**GIVEN INSTRUCTION**
Filter this data down to the lines that hold "updates", and copy them.

(Collected data entries)

+---+

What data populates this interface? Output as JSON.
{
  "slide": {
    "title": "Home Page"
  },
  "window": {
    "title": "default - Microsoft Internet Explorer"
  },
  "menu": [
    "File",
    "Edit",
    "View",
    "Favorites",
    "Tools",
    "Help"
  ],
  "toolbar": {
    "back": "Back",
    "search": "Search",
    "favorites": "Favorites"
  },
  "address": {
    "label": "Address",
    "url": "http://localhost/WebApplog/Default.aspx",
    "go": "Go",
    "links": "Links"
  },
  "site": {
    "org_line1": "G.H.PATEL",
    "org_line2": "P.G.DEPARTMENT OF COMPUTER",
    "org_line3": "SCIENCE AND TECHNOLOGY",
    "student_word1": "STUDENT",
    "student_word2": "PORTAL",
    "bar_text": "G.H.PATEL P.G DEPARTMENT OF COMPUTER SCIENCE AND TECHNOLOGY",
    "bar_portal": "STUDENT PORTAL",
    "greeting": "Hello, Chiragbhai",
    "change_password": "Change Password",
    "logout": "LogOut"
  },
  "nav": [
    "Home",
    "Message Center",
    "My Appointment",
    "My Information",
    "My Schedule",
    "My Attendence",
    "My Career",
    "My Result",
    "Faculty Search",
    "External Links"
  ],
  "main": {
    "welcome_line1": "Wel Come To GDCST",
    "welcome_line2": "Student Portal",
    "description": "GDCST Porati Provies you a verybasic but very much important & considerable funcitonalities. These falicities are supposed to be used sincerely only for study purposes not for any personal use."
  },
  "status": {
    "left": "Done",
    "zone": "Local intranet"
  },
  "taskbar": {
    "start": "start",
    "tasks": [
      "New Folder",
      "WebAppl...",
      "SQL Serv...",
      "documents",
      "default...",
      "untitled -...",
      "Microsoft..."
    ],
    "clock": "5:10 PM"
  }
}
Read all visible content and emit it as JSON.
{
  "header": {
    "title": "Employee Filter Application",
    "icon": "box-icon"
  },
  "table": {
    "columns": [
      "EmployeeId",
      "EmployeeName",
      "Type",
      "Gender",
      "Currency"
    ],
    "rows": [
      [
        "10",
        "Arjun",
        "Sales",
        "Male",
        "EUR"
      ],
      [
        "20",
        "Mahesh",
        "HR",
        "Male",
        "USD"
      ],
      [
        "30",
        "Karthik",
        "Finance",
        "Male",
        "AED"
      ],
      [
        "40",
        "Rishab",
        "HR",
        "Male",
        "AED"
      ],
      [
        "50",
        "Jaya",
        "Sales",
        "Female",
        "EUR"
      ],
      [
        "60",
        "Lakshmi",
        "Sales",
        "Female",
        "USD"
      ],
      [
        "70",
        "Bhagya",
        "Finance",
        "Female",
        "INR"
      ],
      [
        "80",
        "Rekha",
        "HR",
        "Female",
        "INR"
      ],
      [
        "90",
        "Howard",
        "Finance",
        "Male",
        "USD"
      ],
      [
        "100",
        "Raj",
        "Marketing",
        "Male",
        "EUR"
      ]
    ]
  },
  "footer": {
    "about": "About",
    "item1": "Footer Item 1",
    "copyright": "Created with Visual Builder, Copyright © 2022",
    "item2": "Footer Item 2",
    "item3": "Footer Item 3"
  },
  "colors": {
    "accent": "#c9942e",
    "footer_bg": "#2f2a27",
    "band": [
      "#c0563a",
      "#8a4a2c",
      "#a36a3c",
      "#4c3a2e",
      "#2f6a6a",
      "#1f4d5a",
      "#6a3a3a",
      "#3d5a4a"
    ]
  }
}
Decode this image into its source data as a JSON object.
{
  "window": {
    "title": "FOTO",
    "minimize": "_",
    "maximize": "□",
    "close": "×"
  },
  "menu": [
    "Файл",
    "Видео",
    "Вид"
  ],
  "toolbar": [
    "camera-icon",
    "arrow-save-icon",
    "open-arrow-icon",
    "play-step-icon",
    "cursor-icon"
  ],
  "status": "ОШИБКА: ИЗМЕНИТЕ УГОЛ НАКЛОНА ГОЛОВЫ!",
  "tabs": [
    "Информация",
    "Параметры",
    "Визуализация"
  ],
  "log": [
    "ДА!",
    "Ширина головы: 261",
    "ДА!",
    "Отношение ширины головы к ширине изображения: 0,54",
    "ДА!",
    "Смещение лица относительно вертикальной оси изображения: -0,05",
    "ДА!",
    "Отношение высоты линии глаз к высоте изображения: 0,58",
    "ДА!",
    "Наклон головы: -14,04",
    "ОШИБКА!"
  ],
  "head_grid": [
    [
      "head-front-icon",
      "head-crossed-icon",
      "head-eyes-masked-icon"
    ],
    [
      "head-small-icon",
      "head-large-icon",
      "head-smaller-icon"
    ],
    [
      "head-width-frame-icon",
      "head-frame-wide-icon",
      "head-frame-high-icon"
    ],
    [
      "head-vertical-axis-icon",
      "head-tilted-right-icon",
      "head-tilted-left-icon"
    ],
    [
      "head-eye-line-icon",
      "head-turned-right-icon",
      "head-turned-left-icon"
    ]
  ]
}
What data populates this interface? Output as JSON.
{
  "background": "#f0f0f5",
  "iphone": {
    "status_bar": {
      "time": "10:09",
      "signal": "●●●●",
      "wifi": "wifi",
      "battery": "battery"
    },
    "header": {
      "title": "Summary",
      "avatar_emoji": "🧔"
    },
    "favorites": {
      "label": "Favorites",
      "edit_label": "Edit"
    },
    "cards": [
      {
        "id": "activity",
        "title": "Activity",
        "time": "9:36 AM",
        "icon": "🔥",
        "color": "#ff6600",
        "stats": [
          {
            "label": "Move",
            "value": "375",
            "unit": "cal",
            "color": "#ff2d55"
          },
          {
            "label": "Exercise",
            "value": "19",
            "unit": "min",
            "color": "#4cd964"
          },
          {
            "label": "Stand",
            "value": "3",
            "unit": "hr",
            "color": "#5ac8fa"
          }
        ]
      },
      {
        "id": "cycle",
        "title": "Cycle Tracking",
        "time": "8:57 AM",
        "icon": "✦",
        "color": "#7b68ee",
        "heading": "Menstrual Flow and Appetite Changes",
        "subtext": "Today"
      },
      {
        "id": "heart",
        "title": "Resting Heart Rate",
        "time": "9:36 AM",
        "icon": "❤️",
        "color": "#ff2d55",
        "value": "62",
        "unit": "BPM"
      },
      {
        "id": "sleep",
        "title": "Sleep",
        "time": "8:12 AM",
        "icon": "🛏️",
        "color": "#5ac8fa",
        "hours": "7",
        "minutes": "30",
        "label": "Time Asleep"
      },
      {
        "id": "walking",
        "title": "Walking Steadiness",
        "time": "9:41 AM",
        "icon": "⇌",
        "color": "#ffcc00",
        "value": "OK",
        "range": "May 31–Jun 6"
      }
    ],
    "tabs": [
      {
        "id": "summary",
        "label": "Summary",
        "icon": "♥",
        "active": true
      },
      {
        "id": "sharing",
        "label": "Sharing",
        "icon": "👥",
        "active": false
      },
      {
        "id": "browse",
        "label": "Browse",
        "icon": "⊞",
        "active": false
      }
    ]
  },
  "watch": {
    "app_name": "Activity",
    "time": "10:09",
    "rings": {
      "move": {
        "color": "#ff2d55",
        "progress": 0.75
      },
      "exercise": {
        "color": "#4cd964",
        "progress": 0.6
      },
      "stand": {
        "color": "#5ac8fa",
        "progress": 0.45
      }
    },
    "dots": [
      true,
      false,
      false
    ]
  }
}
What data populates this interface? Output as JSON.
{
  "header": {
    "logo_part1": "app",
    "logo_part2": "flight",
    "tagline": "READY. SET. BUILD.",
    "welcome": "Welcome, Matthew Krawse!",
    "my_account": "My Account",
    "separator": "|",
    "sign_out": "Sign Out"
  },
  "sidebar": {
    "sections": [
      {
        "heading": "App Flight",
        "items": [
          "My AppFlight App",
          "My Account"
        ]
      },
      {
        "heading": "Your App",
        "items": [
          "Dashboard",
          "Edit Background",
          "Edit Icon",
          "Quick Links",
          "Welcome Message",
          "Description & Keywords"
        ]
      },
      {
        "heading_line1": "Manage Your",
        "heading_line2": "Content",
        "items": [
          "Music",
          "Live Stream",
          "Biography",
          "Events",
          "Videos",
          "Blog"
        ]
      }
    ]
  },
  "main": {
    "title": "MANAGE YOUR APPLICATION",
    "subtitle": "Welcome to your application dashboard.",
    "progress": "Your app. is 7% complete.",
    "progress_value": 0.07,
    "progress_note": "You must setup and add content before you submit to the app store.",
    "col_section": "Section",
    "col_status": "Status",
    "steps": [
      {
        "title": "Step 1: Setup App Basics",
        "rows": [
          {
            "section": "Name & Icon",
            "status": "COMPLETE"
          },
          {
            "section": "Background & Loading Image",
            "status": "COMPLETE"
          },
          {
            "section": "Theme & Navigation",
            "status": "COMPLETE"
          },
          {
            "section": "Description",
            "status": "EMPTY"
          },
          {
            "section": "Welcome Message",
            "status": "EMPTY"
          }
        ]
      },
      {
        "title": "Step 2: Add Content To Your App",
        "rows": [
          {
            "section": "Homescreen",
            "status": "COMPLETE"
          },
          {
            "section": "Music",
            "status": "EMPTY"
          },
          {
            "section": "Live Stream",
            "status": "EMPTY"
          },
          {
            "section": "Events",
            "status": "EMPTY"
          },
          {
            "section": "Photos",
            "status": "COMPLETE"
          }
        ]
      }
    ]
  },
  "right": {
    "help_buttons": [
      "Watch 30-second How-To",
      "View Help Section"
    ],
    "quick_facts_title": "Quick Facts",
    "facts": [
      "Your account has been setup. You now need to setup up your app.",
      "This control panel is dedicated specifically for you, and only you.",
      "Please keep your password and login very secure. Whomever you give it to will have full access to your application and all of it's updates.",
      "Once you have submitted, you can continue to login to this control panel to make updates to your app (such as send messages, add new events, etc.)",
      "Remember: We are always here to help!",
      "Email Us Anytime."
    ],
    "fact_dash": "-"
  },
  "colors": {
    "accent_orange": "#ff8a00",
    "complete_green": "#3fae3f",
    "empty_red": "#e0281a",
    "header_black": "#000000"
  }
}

+---+

**PROBLEM SOLUTION**
      "Please keep your password and login very secure. Whomever you give it to will have full access to your application and all of it's updates.",
      "Once you have submitted, you can continue to login to this control panel to make updates to your app (such as send messages, add new events, etc.)",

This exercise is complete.